WHAT TO DO
Write the entries out again exactly as they stand, but without the pictures.

DATASET ENTRIES
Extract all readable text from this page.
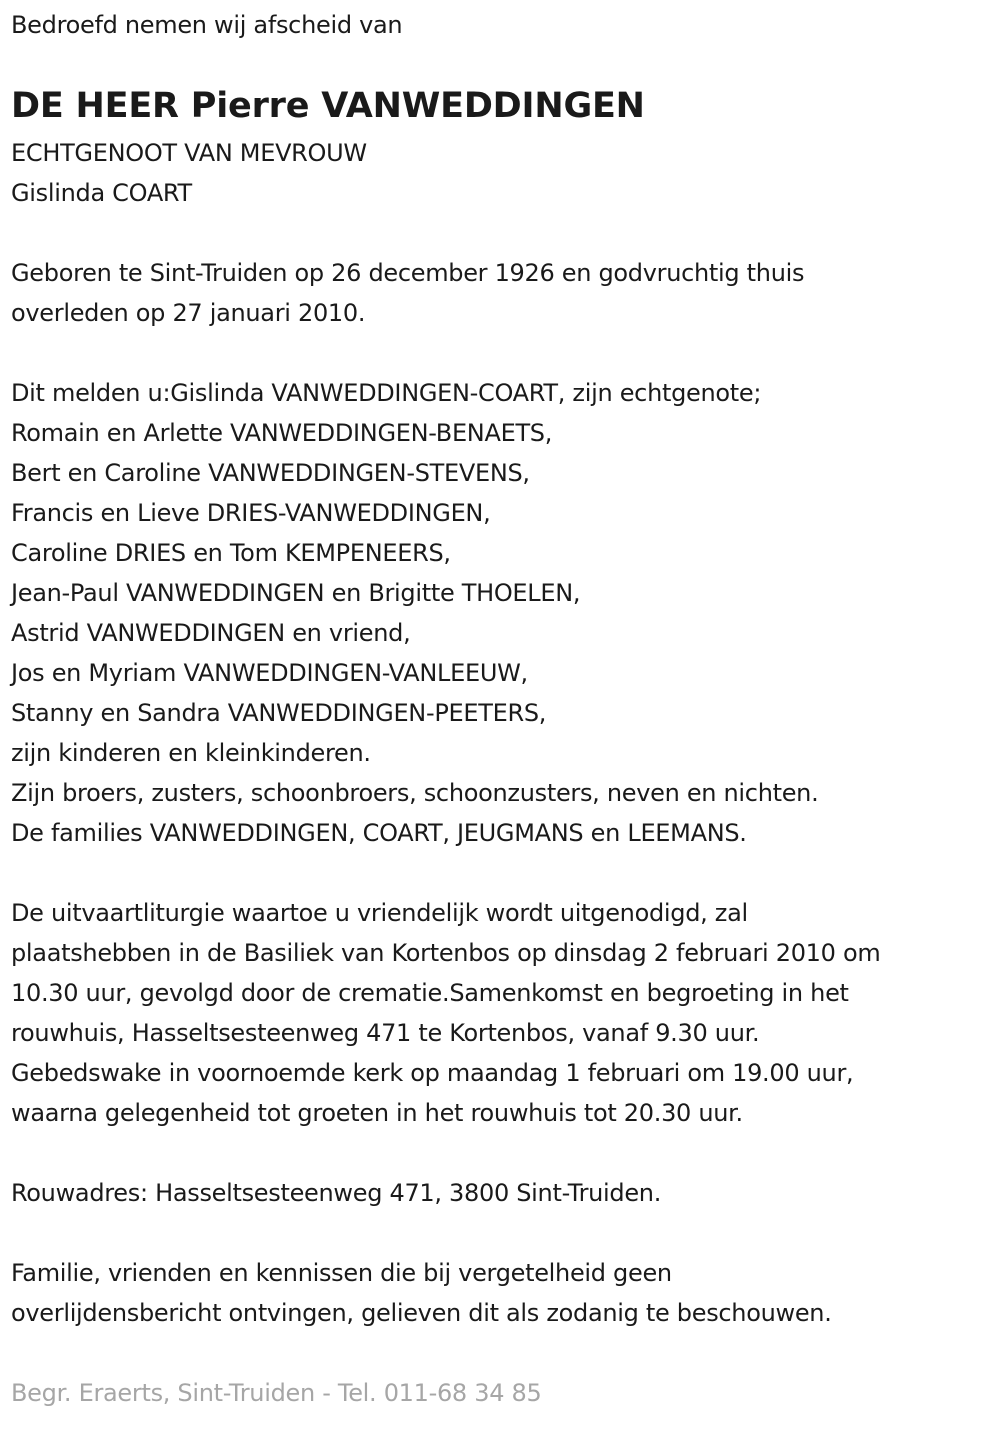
Bedroefd nemen wij afscheid van
DE HEER Pierre VANWEDDINGEN
ECHTGENOOT VAN MEVROUW
Gislinda COART
Geboren te Sint-Truiden op 26 december 1926 en godvruchtig thuis
overleden op 27 januari 2010.
Dit melden u:Gislinda VANWEDDINGEN-COART, zijn echtgenote;
Romain en Arlette VANWEDDINGEN-BENAETS,
Bert en Caroline VANWEDDINGEN-STEVENS,
Francis en Lieve DRIES-VANWEDDINGEN,
Caroline DRIES en Tom KEMPENEERS,
Jean-Paul VANWEDDINGEN en Brigitte THOELEN,
Astrid VANWEDDINGEN en vriend,
Jos en Myriam VANWEDDINGEN-VANLEEUW,
Stanny en Sandra VANWEDDINGEN-PEETERS,
zijn kinderen en kleinkinderen.
Zijn broers, zusters, schoonbroers, schoonzusters, neven en nichten.
De families VANWEDDINGEN, COART, JEUGMANS en LEEMANS.
De uitvaartliturgie waartoe u vriendelijk wordt uitgenodigd, zal
plaatshebben in de Basiliek van Kortenbos op dinsdag 2 februari 2010 om
10.30 uur, gevolgd door de crematie.Samenkomst en begroeting in het
rouwhuis, Hasseltsesteenweg 471 te Kortenbos, vanaf 9.30 uur.
Gebedswake in voornoemde kerk op maandag 1 februari om 19.00 uur,
waarna gelegenheid tot groeten in het rouwhuis tot 20.30 uur.
Rouwadres: Hasseltsesteenweg 471, 3800 Sint-Truiden.
Familie, vrienden en kennissen die bij vergetelheid geen
overlijdensbericht ontvingen, gelieven dit als zodanig te beschouwen.
Begr. Eraerts, Sint-Truiden - Tel. 011-68 34 85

WRITTEN ANSWER
Extract all readable text from this page.
Bedroefd nemen wij afscheid van
DE HEER Pierre VANWEDDINGEN
ECHTGENOOT VAN MEVROUW
Gislinda COART
Geboren te Sint-Truiden op 26 december 1926 en godvruchtig thuis
overleden op 27 januari 2010.
Dit melden u:Gislinda VANWEDDINGEN-COART, zijn echtgenote;
Romain en Arlette VANWEDDINGEN-BENAETS,
Bert en Caroline VANWEDDINGEN-STEVENS,
Francis en Lieve DRIES-VANWEDDINGEN,
Caroline DRIES en Tom KEMPENEERS,
Jean-Paul VANWEDDINGEN en Brigitte THOELEN,
Astrid VANWEDDINGEN en vriend,
Jos en Myriam VANWEDDINGEN-VANLEEUW,
Stanny en Sandra VANWEDDINGEN-PEETERS,
zijn kinderen en kleinkinderen.
Zijn broers, zusters, schoonbroers, schoonzusters, neven en nichten.
De families VANWEDDINGEN, COART, JEUGMANS en LEEMANS.
De uitvaartliturgie waartoe u vriendelijk wordt uitgenodigd, zal
plaatshebben in de Basiliek van Kortenbos op dinsdag 2 februari 2010 om
10.30 uur, gevolgd door de crematie.Samenkomst en begroeting in het
rouwhuis, Hasseltsesteenweg 471 te Kortenbos, vanaf 9.30 uur.
Gebedswake in voornoemde kerk op maandag 1 februari om 19.00 uur,
waarna gelegenheid tot groeten in het rouwhuis tot 20.30 uur.
Rouwadres: Hasseltsesteenweg 471, 3800 Sint-Truiden.
Familie, vrienden en kennissen die bij vergetelheid geen
overlijdensbericht ontvingen, gelieven dit als zodanig te beschouwen.
Begr. Eraerts, Sint-Truiden - Tel. 011-68 34 85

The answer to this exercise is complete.